SHORT TASK:
Wherever the word "ochranou" shows up in a line, please copy that line.

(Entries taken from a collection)

****

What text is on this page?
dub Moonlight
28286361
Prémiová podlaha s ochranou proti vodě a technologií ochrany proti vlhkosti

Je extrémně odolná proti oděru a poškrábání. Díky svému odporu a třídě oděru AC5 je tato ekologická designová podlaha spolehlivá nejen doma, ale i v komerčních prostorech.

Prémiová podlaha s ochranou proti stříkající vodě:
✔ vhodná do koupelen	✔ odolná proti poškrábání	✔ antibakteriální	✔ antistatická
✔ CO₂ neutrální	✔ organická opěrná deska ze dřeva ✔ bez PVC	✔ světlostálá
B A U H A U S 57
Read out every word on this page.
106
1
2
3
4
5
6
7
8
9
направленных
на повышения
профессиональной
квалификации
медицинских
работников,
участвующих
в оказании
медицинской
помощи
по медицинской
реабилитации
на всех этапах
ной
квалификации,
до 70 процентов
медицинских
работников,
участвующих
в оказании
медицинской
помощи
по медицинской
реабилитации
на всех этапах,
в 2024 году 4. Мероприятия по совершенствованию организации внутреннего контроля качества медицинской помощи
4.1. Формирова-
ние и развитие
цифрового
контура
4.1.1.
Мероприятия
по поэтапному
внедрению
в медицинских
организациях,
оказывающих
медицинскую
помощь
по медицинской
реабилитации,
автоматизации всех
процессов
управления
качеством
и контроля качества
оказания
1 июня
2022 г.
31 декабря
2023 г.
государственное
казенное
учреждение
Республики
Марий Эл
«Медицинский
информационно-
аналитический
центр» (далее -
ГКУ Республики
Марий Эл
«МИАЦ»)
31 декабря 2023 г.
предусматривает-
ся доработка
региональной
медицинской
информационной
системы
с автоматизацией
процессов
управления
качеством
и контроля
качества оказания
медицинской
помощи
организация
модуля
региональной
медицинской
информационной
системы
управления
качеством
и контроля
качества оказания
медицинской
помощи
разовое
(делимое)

****

RESULT BELOW:
Prémiová podlaha s ochranou proti vodě a technologií ochrany proti vlhkosti
Prémiová podlaha s ochranou proti stříkající vodě:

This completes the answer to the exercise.